## WHAT THE TASK ASKS
Write out every line below that includes the word "from".

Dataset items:

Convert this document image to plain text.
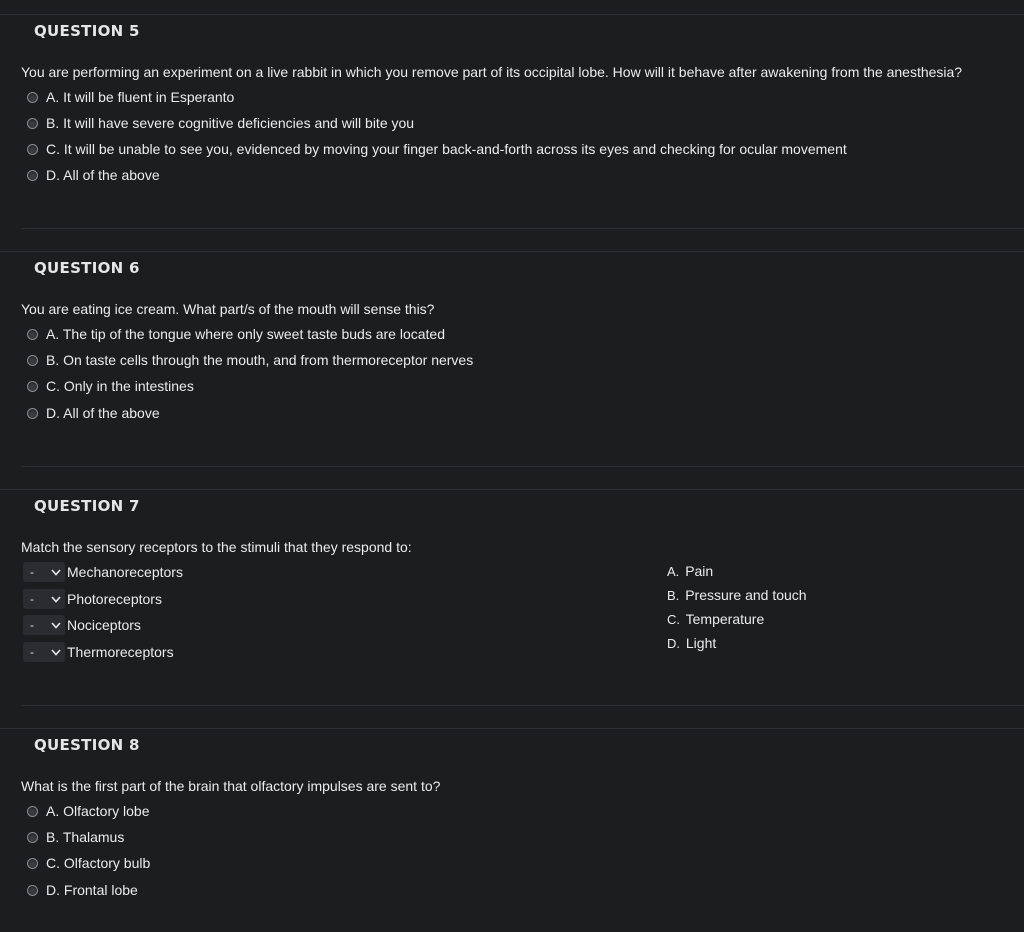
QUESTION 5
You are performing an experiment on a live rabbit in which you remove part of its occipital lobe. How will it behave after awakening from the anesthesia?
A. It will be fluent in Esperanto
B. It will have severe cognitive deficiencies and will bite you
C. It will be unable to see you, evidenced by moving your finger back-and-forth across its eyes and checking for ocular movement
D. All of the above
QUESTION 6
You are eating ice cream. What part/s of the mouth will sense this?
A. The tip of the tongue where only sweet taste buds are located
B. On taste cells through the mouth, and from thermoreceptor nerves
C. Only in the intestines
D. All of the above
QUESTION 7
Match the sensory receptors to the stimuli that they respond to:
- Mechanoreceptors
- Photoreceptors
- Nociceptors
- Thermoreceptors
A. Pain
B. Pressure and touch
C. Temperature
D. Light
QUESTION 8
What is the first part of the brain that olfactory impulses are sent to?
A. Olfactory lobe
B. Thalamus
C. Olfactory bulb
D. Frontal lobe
==
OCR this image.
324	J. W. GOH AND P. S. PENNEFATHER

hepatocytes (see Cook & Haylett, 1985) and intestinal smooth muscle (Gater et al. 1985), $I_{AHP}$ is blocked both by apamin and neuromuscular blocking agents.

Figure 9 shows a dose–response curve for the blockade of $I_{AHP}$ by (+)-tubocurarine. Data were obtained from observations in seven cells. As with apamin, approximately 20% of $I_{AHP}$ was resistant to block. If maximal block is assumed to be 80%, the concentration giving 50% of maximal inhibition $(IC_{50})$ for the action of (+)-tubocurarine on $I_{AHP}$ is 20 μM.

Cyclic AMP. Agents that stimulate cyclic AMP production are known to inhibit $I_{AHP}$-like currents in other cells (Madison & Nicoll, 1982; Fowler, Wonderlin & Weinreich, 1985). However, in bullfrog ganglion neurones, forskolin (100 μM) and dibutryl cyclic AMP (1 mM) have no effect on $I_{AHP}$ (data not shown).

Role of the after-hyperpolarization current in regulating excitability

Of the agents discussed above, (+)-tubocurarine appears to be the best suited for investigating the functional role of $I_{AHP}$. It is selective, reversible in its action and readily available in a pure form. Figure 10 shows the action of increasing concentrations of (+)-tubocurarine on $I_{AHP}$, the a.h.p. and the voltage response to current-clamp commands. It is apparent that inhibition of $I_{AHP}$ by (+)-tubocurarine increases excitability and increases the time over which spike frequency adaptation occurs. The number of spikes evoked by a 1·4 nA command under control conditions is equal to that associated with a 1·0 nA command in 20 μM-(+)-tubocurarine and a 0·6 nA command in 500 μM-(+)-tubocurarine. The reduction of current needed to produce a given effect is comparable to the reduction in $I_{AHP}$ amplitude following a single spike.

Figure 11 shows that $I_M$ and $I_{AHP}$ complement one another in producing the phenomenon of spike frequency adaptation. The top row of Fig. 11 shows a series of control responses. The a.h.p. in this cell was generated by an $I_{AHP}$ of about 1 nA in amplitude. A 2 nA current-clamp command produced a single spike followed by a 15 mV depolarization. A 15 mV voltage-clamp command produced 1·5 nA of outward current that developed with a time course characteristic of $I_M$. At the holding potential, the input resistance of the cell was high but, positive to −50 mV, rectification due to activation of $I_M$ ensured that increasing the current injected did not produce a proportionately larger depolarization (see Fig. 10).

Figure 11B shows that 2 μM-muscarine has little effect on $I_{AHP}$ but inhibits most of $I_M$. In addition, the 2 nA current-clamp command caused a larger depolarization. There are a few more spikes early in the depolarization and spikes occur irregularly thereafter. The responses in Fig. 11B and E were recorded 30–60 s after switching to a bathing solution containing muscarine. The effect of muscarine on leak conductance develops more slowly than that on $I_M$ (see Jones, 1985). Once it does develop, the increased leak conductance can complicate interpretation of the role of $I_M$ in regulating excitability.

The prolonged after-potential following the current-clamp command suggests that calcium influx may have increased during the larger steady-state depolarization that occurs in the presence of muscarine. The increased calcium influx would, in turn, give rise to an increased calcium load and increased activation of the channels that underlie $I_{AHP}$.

## SOLVED PROBLEM
You are performing an experiment on a live rabbit in which you remove part of its occipital lobe. How will it behave after awakening from the anesthesia?
B. On taste cells through the mouth, and from thermoreceptor nerves
Figure 9 shows a dose–response curve for the blockade of $I_{AHP}$ by (+)-tubocurarine. Data were obtained from observations in seven cells. As with apamin, approximately 20% of $I_{AHP}$ was resistant to block. If maximal block is assumed to be 80%, the concentration giving 50% of maximal inhibition $(IC_{50})$ for the action of (+)-tubocurarine on $I_{AHP}$ is 20 μM.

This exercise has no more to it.